Please repeat all of the listing exactly.

********

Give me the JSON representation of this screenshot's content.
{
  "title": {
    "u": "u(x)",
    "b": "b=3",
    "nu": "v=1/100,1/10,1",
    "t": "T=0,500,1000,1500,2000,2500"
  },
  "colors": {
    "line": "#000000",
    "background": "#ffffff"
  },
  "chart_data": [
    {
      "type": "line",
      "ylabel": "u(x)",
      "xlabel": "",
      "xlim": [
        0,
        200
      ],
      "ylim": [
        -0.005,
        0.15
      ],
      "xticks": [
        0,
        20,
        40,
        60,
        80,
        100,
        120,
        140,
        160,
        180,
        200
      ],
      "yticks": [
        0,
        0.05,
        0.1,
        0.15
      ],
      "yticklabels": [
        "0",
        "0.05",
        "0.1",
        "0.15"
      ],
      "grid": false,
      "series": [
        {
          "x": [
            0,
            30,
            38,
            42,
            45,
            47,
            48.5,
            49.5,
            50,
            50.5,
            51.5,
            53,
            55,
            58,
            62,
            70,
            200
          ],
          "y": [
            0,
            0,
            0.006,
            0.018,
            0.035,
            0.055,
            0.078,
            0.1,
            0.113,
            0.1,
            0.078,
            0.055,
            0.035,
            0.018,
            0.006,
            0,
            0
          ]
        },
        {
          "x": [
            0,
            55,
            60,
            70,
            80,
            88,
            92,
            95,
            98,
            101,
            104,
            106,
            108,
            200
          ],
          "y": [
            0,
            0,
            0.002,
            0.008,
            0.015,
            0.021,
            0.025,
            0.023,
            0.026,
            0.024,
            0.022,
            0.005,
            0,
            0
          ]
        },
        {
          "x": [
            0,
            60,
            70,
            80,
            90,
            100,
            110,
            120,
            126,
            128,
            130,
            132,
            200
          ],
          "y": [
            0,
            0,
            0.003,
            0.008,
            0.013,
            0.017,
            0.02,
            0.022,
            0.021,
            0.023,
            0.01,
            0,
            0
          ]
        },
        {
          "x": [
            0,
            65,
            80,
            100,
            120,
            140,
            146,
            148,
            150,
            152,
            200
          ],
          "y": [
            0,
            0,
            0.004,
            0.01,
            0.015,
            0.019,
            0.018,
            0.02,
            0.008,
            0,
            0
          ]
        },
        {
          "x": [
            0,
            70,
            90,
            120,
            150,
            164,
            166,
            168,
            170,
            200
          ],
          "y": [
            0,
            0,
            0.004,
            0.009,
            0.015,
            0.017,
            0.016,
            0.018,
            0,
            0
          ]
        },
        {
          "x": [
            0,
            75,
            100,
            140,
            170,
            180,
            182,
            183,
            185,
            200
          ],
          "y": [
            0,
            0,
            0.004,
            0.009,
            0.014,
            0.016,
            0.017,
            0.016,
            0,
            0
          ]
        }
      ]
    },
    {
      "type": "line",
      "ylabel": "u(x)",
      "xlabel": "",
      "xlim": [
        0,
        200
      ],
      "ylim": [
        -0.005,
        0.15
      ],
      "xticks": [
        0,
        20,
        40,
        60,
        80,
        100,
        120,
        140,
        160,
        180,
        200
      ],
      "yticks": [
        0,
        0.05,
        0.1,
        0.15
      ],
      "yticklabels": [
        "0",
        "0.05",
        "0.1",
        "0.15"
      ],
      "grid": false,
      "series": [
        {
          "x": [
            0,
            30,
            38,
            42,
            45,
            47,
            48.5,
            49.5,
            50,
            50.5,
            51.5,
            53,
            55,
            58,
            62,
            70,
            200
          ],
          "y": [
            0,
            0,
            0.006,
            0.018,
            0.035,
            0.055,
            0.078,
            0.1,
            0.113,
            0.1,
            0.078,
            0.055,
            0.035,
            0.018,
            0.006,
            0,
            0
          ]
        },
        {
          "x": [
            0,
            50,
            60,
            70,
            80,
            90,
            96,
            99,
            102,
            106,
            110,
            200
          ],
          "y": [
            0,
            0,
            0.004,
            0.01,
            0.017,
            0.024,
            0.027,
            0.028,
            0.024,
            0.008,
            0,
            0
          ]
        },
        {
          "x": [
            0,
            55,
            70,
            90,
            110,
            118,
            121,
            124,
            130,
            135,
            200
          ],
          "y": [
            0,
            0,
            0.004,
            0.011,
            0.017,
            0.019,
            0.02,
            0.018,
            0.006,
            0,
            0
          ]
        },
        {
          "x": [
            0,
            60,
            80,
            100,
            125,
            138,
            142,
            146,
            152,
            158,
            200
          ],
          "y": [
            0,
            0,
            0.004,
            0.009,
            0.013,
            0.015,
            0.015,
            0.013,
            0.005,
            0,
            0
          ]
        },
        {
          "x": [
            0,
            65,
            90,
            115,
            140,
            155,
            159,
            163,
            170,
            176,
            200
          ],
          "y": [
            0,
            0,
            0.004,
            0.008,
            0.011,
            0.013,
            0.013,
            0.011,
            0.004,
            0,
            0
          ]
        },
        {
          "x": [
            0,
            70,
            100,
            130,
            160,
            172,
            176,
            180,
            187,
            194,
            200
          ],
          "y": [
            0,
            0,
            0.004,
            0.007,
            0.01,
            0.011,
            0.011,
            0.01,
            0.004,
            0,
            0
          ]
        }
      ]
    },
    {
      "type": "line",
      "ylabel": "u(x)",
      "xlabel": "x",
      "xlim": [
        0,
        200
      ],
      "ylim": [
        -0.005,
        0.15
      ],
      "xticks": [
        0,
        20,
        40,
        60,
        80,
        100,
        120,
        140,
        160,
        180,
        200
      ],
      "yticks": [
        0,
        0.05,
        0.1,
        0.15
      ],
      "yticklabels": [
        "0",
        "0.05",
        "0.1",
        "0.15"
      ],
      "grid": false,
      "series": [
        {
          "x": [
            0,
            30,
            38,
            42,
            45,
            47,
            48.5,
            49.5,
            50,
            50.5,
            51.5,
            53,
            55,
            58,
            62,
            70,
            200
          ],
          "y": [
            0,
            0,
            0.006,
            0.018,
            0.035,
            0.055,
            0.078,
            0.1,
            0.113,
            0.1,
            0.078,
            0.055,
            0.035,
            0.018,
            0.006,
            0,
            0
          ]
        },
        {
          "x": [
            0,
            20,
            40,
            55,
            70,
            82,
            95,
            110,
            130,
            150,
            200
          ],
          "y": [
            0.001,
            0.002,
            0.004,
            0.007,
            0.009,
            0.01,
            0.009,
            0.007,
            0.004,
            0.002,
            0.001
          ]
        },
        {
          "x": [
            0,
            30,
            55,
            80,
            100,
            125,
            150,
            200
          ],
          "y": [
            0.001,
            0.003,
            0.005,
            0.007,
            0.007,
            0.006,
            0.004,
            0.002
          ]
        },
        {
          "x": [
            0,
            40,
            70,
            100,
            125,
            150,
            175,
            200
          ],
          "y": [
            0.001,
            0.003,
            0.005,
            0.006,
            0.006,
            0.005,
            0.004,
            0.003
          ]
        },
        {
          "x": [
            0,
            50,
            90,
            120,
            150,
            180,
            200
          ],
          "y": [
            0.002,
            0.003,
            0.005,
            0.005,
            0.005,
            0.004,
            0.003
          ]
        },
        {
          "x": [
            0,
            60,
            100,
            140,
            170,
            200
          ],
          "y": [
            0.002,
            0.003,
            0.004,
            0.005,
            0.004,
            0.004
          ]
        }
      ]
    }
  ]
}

********

## EXERCISE OUTPUT
Give me the JSON representation of this screenshot's content.
{
  "title": {
    "u": "u(x)",
    "b": "b=3",
    "nu": "v=1/100,1/10,1",
    "t": "T=0,500,1000,1500,2000,2500"
  },
  "colors": {
    "line": "#000000",
    "background": "#ffffff"
  },
  "chart_data": [
    {
      "type": "line",
      "ylabel": "u(x)",
      "xlabel": "",
      "xlim": [
        0,
        200
      ],
      "ylim": [
        -0.005,
        0.15
      ],
      "xticks": [
        0,
        20,
        40,
        60,
        80,
        100,
        120,
        140,
        160,
        180,
        200
      ],
      "yticks": [
        0,
        0.05,
        0.1,
        0.15
      ],
      "yticklabels": [
        "0",
        "0.05",
        "0.1",
        "0.15"
      ],
      "grid": false,
      "series": [
        {
          "x": [
            0,
            30,
            38,
            42,
            45,
            47,
            48.5,
            49.5,
            50,
            50.5,
            51.5,
            53,
            55,
            58,
            62,
            70,
            200
          ],
          "y": [
            0,
            0,
            0.006,
            0.018,
            0.035,
            0.055,
            0.078,
            0.1,
            0.113,
            0.1,
            0.078,
            0.055,
            0.035,
            0.018,
            0.006,
            0,
            0
          ]
        },
        {
          "x": [
            0,
            55,
            60,
            70,
            80,
            88,
            92,
            95,
            98,
            101,
            104,
            106,
            108,
            200
          ],
          "y": [
            0,
            0,
            0.002,
            0.008,
            0.015,
            0.021,
            0.025,
            0.023,
            0.026,
            0.024,
            0.022,
            0.005,
            0,
            0
          ]
        },
        {
          "x": [
            0,
            60,
            70,
            80,
            90,
            100,
            110,
            120,
            126,
            128,
            130,
            132,
            200
          ],
          "y": [
            0,
            0,
            0.003,
            0.008,
            0.013,
            0.017,
            0.02,
            0.022,
            0.021,
            0.023,
            0.01,
            0,
            0
          ]
        },
        {
          "x": [
            0,
            65,
            80,
            100,
            120,
            140,
            146,
            148,
            150,
            152,
            200
          ],
          "y": [
            0,
            0,
            0.004,
            0.01,
            0.015,
            0.019,
            0.018,
            0.02,
            0.008,
            0,
            0
          ]
        },
        {
          "x": [
            0,
            70,
            90,
            120,
            150,
            164,
            166,
            168,
            170,
            200
          ],
          "y": [
            0,
            0,
            0.004,
            0.009,
            0.015,
            0.017,
            0.016,
            0.018,
            0,
            0
          ]
        },
        {
          "x": [
            0,
            75,
            100,
            140,
            170,
            180,
            182,
            183,
            185,
            200
          ],
          "y": [
            0,
            0,
            0.004,
            0.009,
            0.014,
            0.016,
            0.017,
            0.016,
            0,
            0
          ]
        }
      ]
    },
    {
      "type": "line",
      "ylabel": "u(x)",
      "xlabel": "",
      "xlim": [
        0,
        200
      ],
      "ylim": [
        -0.005,
        0.15
      ],
      "xticks": [
        0,
        20,
        40,
        60,
        80,
        100,
        120,
        140,
        160,
        180,
        200
      ],
      "yticks": [
        0,
        0.05,
        0.1,
        0.15
      ],
      "yticklabels": [
        "0",
        "0.05",
        "0.1",
        "0.15"
      ],
      "grid": false,
      "series": [
        {
          "x": [
            0,
            30,
            38,
            42,
            45,
            47,
            48.5,
            49.5,
            50,
            50.5,
            51.5,
            53,
            55,
            58,
            62,
            70,
            200
          ],
          "y": [
            0,
            0,
            0.006,
            0.018,
            0.035,
            0.055,
            0.078,
            0.1,
            0.113,
            0.1,
            0.078,
            0.055,
            0.035,
            0.018,
            0.006,
            0,
            0
          ]
        },
        {
          "x": [
            0,
            50,
            60,
            70,
            80,
            90,
            96,
            99,
            102,
            106,
            110,
            200
          ],
          "y": [
            0,
            0,
            0.004,
            0.01,
            0.017,
            0.024,
            0.027,
            0.028,
            0.024,
            0.008,
            0,
            0
          ]
        },
        {
          "x": [
            0,
            55,
            70,
            90,
            110,
            118,
            121,
            124,
            130,
            135,
            200
          ],
          "y": [
            0,
            0,
            0.004,
            0.011,
            0.017,
            0.019,
            0.02,
            0.018,
            0.006,
            0,
            0
          ]
        },
        {
          "x": [
            0,
            60,
            80,
            100,
            125,
            138,
            142,
            146,
            152,
            158,
            200
          ],
          "y": [
            0,
            0,
            0.004,
            0.009,
            0.013,
            0.015,
            0.015,
            0.013,
            0.005,
            0,
            0
          ]
        },
        {
          "x": [
            0,
            65,
            90,
            115,
            140,
            155,
            159,
            163,
            170,
            176,
            200
          ],
          "y": [
            0,
            0,
            0.004,
            0.008,
            0.011,
            0.013,
            0.013,
            0.011,
            0.004,
            0,
            0
          ]
        },
        {
          "x": [
            0,
            70,
            100,
            130,
            160,
            172,
            176,
            180,
            187,
            194,
            200
          ],
          "y": [
            0,
            0,
            0.004,
            0.007,
            0.01,
            0.011,
            0.011,
            0.01,
            0.004,
            0,
            0
          ]
        }
      ]
    },
    {
      "type": "line",
      "ylabel": "u(x)",
      "xlabel": "x",
      "xlim": [
        0,
        200
      ],
      "ylim": [
        -0.005,
        0.15
      ],
      "xticks": [
        0,
        20,
        40,
        60,
        80,
        100,
        120,
        140,
        160,
        180,
        200
      ],
      "yticks": [
        0,
        0.05,
        0.1,
        0.15
      ],
      "yticklabels": [
        "0",
        "0.05",
        "0.1",
        "0.15"
      ],
      "grid": false,
      "series": [
        {
          "x": [
            0,
            30,
            38,
            42,
            45,
            47,
            48.5,
            49.5,
            50,
            50.5,
            51.5,
            53,
            55,
            58,
            62,
            70,
            200
          ],
          "y": [
            0,
            0,
            0.006,
            0.018,
            0.035,
            0.055,
            0.078,
            0.1,
            0.113,
            0.1,
            0.078,
            0.055,
            0.035,
            0.018,
            0.006,
            0,
            0
          ]
        },
        {
          "x": [
            0,
            20,
            40,
            55,
            70,
            82,
            95,
            110,
            130,
            150,
            200
          ],
          "y": [
            0.001,
            0.002,
            0.004,
            0.007,
            0.009,
            0.01,
            0.009,
            0.007,
            0.004,
            0.002,
            0.001
          ]
        },
        {
          "x": [
            0,
            30,
            55,
            80,
            100,
            125,
            150,
            200
          ],
          "y": [
            0.001,
            0.003,
            0.005,
            0.007,
            0.007,
            0.006,
            0.004,
            0.002
          ]
        },
        {
          "x": [
            0,
            40,
            70,
            100,
            125,
            150,
            175,
            200
          ],
          "y": [
            0.001,
            0.003,
            0.005,
            0.006,
            0.006,
            0.005,
            0.004,
            0.003
          ]
        },
        {
          "x": [
            0,
            50,
            90,
            120,
            150,
            180,
            200
          ],
          "y": [
            0.002,
            0.003,
            0.005,
            0.005,
            0.005,
            0.004,
            0.003
          ]
        },
        {
          "x": [
            0,
            60,
            100,
            140,
            170,
            200
          ],
          "y": [
            0.002,
            0.003,
            0.004,
            0.005,
            0.004,
            0.004
          ]
        }
      ]
    }
  ]
}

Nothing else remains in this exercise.